◆ **PROBLEM TO WORK ON**
Copy the lines that begin at the one containing "Patent image size: (990, 1020)." and end with the one containing "The input terminal 222 is at (130, 580).", swapping "schematic" for "diagram" and changing nothing else.

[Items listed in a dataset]
--

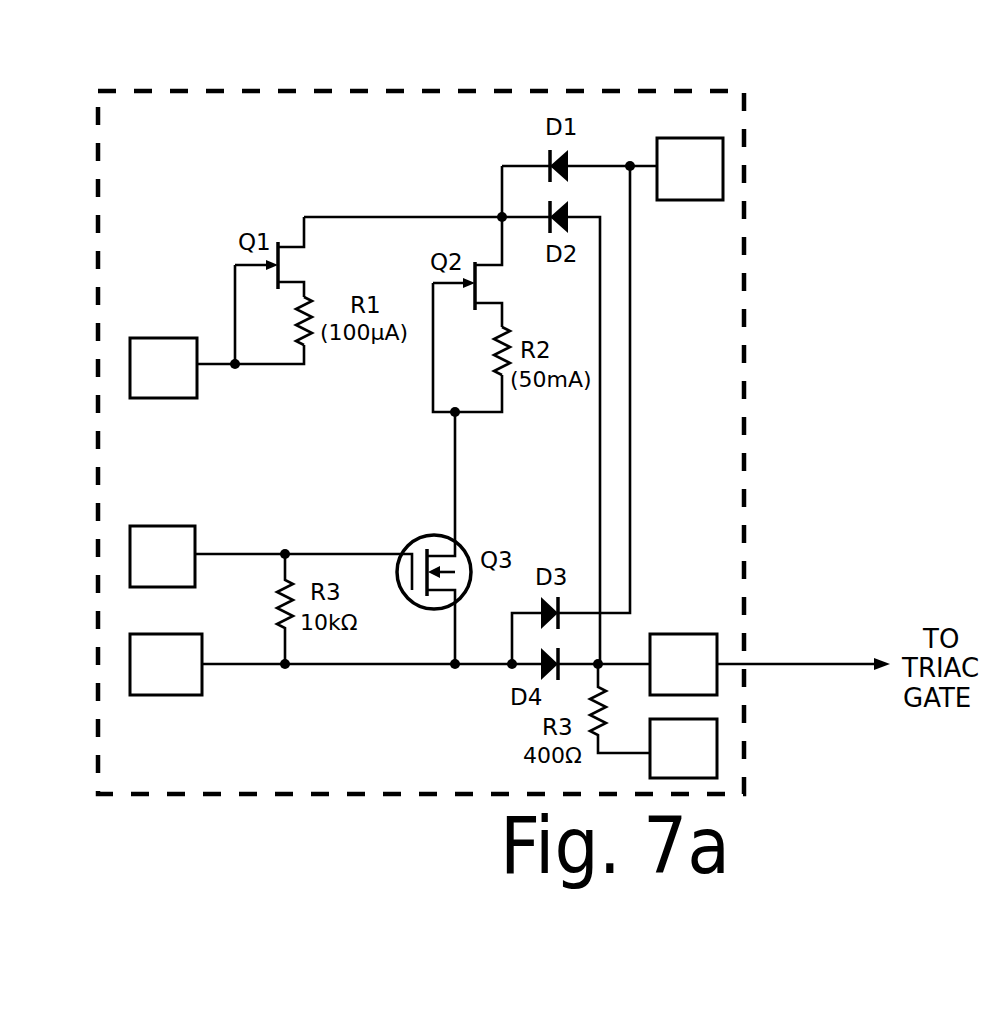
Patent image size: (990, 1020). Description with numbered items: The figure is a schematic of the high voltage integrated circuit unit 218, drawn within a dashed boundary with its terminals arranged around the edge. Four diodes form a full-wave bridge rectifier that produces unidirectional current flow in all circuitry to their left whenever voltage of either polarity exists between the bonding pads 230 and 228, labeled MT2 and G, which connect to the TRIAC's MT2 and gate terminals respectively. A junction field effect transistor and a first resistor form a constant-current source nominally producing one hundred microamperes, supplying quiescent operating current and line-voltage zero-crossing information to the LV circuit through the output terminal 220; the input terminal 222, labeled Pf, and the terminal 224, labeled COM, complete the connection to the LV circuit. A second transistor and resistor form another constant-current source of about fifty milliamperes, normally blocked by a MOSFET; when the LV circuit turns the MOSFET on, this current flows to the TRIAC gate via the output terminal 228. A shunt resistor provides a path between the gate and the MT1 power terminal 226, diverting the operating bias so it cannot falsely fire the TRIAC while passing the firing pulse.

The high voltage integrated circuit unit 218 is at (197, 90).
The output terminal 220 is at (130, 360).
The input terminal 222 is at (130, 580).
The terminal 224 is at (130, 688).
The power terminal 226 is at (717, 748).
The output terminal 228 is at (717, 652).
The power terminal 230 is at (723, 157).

--

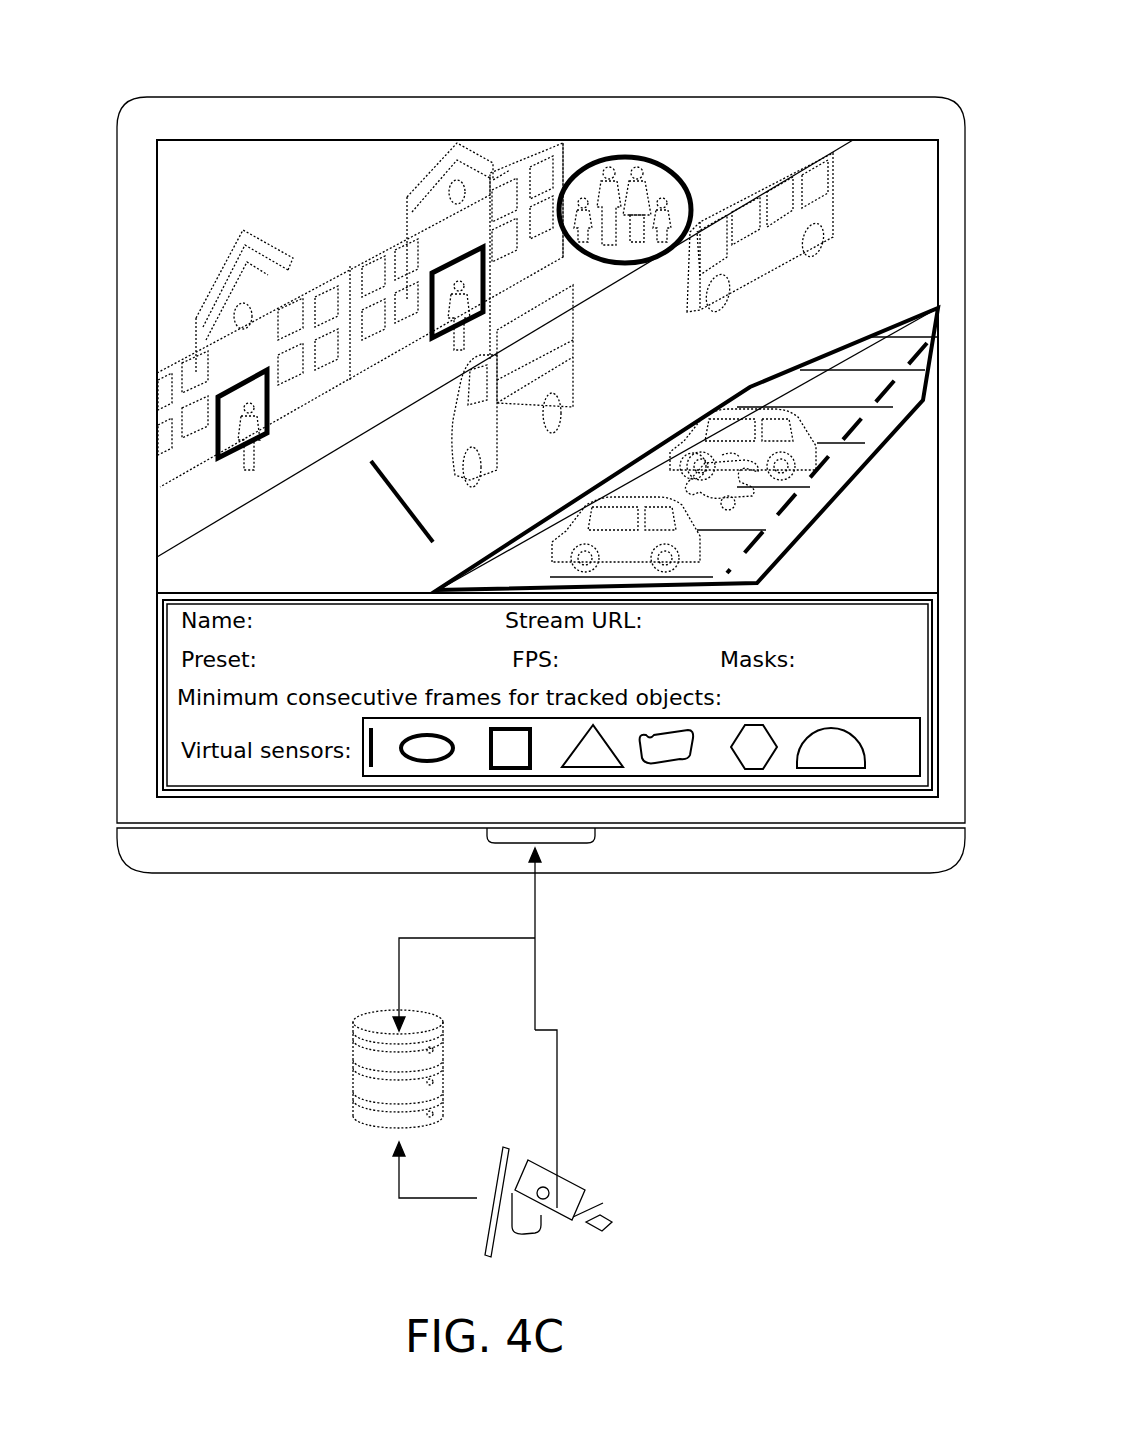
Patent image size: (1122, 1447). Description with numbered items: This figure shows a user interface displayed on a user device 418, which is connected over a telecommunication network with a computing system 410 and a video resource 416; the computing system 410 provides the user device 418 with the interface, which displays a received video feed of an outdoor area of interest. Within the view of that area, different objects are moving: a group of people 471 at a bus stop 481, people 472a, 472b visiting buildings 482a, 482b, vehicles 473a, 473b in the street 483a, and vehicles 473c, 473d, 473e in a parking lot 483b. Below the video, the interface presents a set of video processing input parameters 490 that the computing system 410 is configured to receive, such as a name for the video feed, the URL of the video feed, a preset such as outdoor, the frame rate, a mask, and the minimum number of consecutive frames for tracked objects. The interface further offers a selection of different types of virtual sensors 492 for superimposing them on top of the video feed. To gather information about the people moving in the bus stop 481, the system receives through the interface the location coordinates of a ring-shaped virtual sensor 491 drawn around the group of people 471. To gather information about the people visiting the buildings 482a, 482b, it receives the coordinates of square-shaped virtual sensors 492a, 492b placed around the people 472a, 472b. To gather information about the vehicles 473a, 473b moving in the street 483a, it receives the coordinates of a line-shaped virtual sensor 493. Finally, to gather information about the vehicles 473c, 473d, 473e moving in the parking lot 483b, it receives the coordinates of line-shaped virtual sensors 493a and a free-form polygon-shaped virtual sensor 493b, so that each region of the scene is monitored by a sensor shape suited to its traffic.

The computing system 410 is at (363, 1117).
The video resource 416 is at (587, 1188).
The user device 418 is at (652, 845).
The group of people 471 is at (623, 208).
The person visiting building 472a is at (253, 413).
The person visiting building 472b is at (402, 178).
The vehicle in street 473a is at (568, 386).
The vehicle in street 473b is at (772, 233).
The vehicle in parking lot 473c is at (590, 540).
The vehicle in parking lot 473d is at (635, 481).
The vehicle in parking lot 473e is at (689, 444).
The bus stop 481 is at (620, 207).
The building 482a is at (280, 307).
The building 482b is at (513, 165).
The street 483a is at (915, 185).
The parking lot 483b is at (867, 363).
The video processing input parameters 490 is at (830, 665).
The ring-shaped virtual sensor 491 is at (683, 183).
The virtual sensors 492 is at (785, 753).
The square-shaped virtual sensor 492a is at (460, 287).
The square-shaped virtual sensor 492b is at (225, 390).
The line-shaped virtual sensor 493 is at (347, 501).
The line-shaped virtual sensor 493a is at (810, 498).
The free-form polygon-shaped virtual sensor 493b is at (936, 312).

--

◆ **WRITTEN ANSWER**
Patent image size: (990, 1020). Description with numbered items: The figure is a diagram of the high voltage integrated circuit unit 218, drawn within a dashed boundary with its terminals arranged around the edge. Four diodes form a full-wave bridge rectifier that produces unidirectional current flow in all circuitry to their left whenever voltage of either polarity exists between the bonding pads 230 and 228, labeled MT2 and G, which connect to the TRIAC's MT2 and gate terminals respectively. A junction field effect transistor and a first resistor form a constant-current source nominally producing one hundred microamperes, supplying quiescent operating current and line-voltage zero-crossing information to the LV circuit through the output terminal 220; the input terminal 222, labeled Pf, and the terminal 224, labeled COM, complete the connection to the LV circuit. A second transistor and resistor form another constant-current source of about fifty milliamperes, normally blocked by a MOSFET; when the LV circuit turns the MOSFET on, this current flows to the TRIAC gate via the output terminal 228. A shunt resistor provides a path between the gate and the MT1 power terminal 226, diverting the operating bias so it cannot falsely fire the TRIAC while passing the firing pulse.

The high voltage integrated circuit unit 218 is at (197, 90).
The output terminal 220 is at (130, 360).
The input terminal 222 is at (130, 580).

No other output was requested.